[Begin Raw data]

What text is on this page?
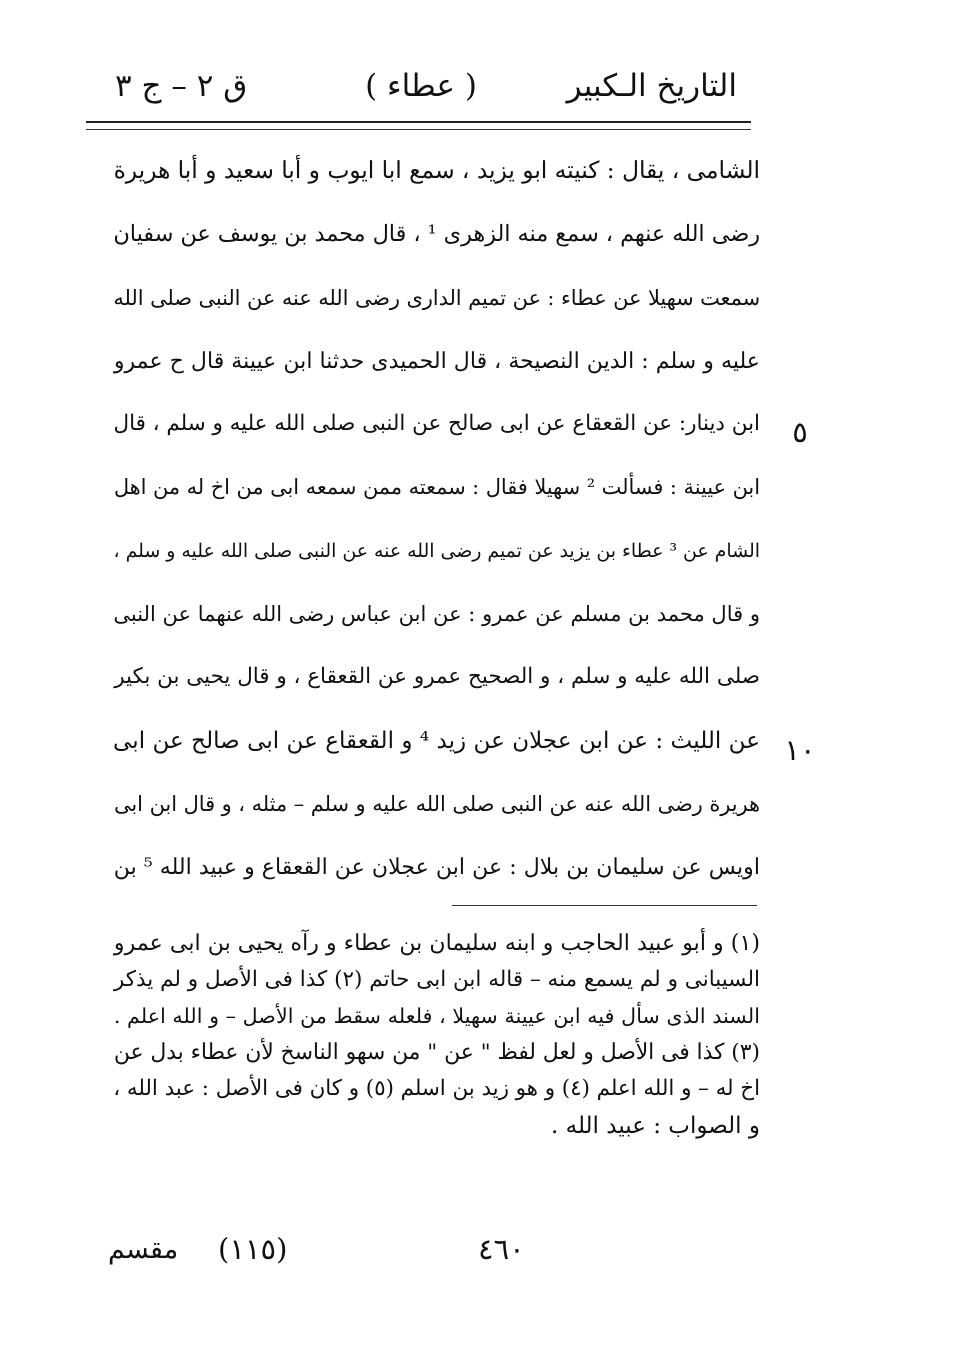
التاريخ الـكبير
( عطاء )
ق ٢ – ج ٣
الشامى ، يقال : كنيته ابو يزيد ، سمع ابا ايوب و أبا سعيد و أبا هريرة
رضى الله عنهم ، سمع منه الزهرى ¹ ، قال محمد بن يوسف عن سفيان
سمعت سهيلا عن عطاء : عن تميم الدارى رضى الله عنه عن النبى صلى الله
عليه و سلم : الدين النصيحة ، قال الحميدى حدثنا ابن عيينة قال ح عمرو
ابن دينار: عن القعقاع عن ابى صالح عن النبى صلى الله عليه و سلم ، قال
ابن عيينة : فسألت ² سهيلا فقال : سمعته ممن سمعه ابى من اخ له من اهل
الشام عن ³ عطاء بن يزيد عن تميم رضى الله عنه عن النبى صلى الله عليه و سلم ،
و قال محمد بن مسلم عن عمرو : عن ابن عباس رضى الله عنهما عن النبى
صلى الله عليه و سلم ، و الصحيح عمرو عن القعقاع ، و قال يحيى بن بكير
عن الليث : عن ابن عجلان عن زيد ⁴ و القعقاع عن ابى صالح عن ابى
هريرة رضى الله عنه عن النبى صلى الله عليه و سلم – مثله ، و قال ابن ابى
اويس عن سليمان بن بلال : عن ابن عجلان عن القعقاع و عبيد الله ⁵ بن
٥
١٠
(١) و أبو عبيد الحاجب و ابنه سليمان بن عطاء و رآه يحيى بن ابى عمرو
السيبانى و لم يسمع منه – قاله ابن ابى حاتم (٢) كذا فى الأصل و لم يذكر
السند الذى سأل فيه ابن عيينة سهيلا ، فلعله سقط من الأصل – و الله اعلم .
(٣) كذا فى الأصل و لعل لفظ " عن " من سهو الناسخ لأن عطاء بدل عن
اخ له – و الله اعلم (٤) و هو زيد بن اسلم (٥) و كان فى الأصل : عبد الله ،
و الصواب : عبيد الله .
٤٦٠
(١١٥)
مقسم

[End Raw data]

- **What is expected**:
Retype the data above exactly; pictures are not part of the copy.

- **Correct answer**:
What text is on this page?
التاريخ الـكبير
( عطاء )
ق ٢ – ج ٣
الشامى ، يقال : كنيته ابو يزيد ، سمع ابا ايوب و أبا سعيد و أبا هريرة
رضى الله عنهم ، سمع منه الزهرى ¹ ، قال محمد بن يوسف عن سفيان
سمعت سهيلا عن عطاء : عن تميم الدارى رضى الله عنه عن النبى صلى الله
عليه و سلم : الدين النصيحة ، قال الحميدى حدثنا ابن عيينة قال ح عمرو
ابن دينار: عن القعقاع عن ابى صالح عن النبى صلى الله عليه و سلم ، قال
ابن عيينة : فسألت ² سهيلا فقال : سمعته ممن سمعه ابى من اخ له من اهل
الشام عن ³ عطاء بن يزيد عن تميم رضى الله عنه عن النبى صلى الله عليه و سلم ،
و قال محمد بن مسلم عن عمرو : عن ابن عباس رضى الله عنهما عن النبى
صلى الله عليه و سلم ، و الصحيح عمرو عن القعقاع ، و قال يحيى بن بكير
عن الليث : عن ابن عجلان عن زيد ⁴ و القعقاع عن ابى صالح عن ابى
هريرة رضى الله عنه عن النبى صلى الله عليه و سلم – مثله ، و قال ابن ابى
اويس عن سليمان بن بلال : عن ابن عجلان عن القعقاع و عبيد الله ⁵ بن
٥
١٠
(١) و أبو عبيد الحاجب و ابنه سليمان بن عطاء و رآه يحيى بن ابى عمرو
السيبانى و لم يسمع منه – قاله ابن ابى حاتم (٢) كذا فى الأصل و لم يذكر
السند الذى سأل فيه ابن عيينة سهيلا ، فلعله سقط من الأصل – و الله اعلم .
(٣) كذا فى الأصل و لعل لفظ " عن " من سهو الناسخ لأن عطاء بدل عن
اخ له – و الله اعلم (٤) و هو زيد بن اسلم (٥) و كان فى الأصل : عبد الله ،
و الصواب : عبيد الله .
٤٦٠
(١١٥)
مقسم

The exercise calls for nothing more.